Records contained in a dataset

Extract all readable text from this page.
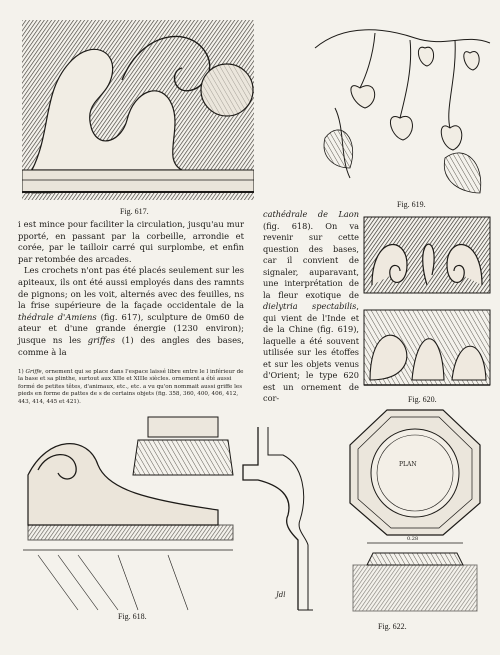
A. GUILLOMET.
Fig. 617.
Fig. 619.

i est mince pour faciliter la circulation, jusqu'au mur pporté, en passant par la corbeille, arrondie et corée, par le tailloir carré qui surplombe, et enfin par retombée des arcades.

Les crochets n'ont pas été placés seulement sur les apiteaux, ils ont été aussi employés dans des ramnts de pignons; on les voit, alternés avec des feuilles, ns la frise supérieure de la façade occidentale de la thédrale d'Amiens (fig. 617), sculpture de 0m60 de ateur et d'une grande énergie (1230 environ); jusque ns les griffes (1) des angles des bases, comme à la

1) Griffe, ornement qui se place dans l'espace laissé libre entre le l inférieur de la base et sa plinthe, surtout aux XIIe et XIIIe siècles. ornement a été aussi formé de petites têtes, d'animaux, etc., etc. a vu qu'on nommait aussi griffe les pieds en forme de pattes de s de certains objets (fig. 358, 360, 400, 406, 412, 443, 414, 445 et 421).
cathédrale de Laon (fig. 618). On va revenir sur cette question des bases, car il convient de signaler, auparavant, une interprétation de la fleur exotique de dielytria spectabilis, qui vient de l'Inde et de la Chine (fig. 619), laquelle a été souvent utilisée sur les étoffes et sur les objets venus d'Orient; le type 620 est un ornement de cor-	Fig. 620.
Fig. 618.
Jdl
PLAN
0.28
Fig. 622.
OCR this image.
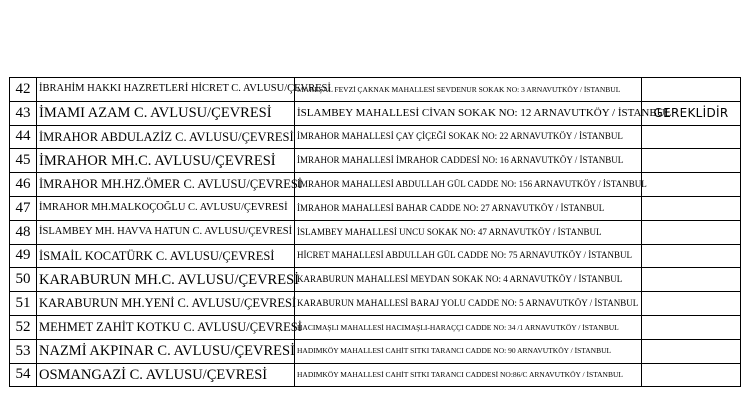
42	İBRAHİM HAKKI HAZRETLERİ HİCRET C. AVLUSU/ÇEVRESİ	MAREŞAL FEVZİ ÇAKNAK MAHALLESİ SEVDENUR SOKAK NO: 3 ARNAVUTKÖY / İSTANBUL	
43	İMAMI AZAM C. AVLUSU/ÇEVRESİ	İSLAMBEY MAHALLESİ CİVAN SOKAK NO: 12 ARNAVUTKÖY / İSTANBUL	GEREKLİDİR
44	İMRAHOR ABDULAZİZ C. AVLUSU/ÇEVRESİ	İMRAHOR MAHALLESİ ÇAY ÇİÇEĞİ SOKAK NO: 22 ARNAVUTKÖY / İSTANBUL	
45	İMRAHOR MH.C. AVLUSU/ÇEVRESİ	İMRAHOR MAHALLESİ İMRAHOR CADDESİ NO: 16 ARNAVUTKÖY / İSTANBUL	
46	İMRAHOR MH.HZ.ÖMER C. AVLUSU/ÇEVRESİ	İMRAHOR MAHALLESİ ABDULLAH GÜL CADDE NO: 156 ARNAVUTKÖY / İSTANBUL	
47	İMRAHOR MH.MALKOÇOĞLU C. AVLUSU/ÇEVRESİ	İMRAHOR MAHALLESİ BAHAR CADDE NO: 27 ARNAVUTKÖY / İSTANBUL	
48	İSLAMBEY MH. HAVVA HATUN C. AVLUSU/ÇEVRESİ	İSLAMBEY MAHALLESİ UNCU SOKAK NO: 47 ARNAVUTKÖY / İSTANBUL	
49	İSMAİL KOCATÜRK C. AVLUSU/ÇEVRESİ	HİCRET MAHALLESİ ABDULLAH GÜL CADDE NO: 75 ARNAVUTKÖY / İSTANBUL	
50	KARABURUN MH.C. AVLUSU/ÇEVRESİ	KARABURUN MAHALLESİ MEYDAN SOKAK NO: 4 ARNAVUTKÖY / İSTANBUL	
51	KARABURUN MH.YENİ C. AVLUSU/ÇEVRESİ	KARABURUN MAHALLESİ BARAJ YOLU CADDE NO: 5 ARNAVUTKÖY / İSTANBUL	
52	MEHMET ZAHİT KOTKU C. AVLUSU/ÇEVRESİ	HACIMAŞLI MAHALLESİ HACIMAŞLI-HARAÇÇI CADDE NO: 34 /1 ARNAVUTKÖY / İSTANBUL	
53	NAZMİ AKPINAR C. AVLUSU/ÇEVRESİ	HADIMKÖY MAHALLESİ CAHİT SITKI TARANCI CADDE NO: 90 ARNAVUTKÖY / İSTANBUL	
54	OSMANGAZİ C. AVLUSU/ÇEVRESİ	HADIMKÖY MAHALLESİ CAHİT SITKI TARANCI CADDESİ NO:86/C ARNAVUTKÖY / İSTANBUL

### WHAT THE TASK ASKS
Pick each line holding the word "SITKI" out of the data and copy it.

### SOLUTION TO THIS TASK
53	NAZMİ AKPINAR C. AVLUSU/ÇEVRESİ	HADIMKÖY MAHALLESİ CAHİT SITKI TARANCI CADDE NO: 90 ARNAVUTKÖY / İSTANBUL	
54	OSMANGAZİ C. AVLUSU/ÇEVRESİ	HADIMKÖY MAHALLESİ CAHİT SITKI TARANCI CADDESİ NO:86/C ARNAVUTKÖY / İSTANBUL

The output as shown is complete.